• **TASK PROMPT**: Word for word, repeat the lines of the records from the one containing "What's the underlying" through the last line, both included.

• **Collected data entries**:
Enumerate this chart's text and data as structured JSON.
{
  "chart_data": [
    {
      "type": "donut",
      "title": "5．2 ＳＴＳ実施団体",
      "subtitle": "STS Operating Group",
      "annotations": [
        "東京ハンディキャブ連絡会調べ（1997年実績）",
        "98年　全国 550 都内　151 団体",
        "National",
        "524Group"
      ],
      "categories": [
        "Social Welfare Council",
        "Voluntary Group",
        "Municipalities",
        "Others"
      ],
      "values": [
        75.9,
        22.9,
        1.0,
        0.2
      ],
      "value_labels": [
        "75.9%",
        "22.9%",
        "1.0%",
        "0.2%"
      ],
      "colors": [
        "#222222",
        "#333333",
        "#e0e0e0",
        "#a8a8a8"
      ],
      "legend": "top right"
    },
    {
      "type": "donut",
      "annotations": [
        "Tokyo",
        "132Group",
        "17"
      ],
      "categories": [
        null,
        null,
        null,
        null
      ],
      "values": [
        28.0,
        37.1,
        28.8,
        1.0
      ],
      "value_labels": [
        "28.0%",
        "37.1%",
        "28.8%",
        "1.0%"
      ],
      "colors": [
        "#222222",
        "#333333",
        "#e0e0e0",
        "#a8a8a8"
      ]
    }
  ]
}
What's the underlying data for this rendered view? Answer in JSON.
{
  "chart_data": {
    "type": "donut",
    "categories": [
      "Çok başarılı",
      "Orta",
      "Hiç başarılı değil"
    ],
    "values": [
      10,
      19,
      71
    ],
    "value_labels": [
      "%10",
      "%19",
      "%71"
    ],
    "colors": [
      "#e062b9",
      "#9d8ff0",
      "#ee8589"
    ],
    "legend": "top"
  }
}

• **EXERCISE OUTPUT**:
What's the underlying data for this rendered view? Answer in JSON.
{
  "chart_data": {
    "type": "donut",
    "categories": [
      "Çok başarılı",
      "Orta",
      "Hiç başarılı değil"
    ],
    "values": [
      10,
      19,
      71
    ],
    "value_labels": [
      "%10",
      "%19",
      "%71"
    ],
    "colors": [
      "#e062b9",
      "#9d8ff0",
      "#ee8589"
    ],
    "legend": "top"
  }
}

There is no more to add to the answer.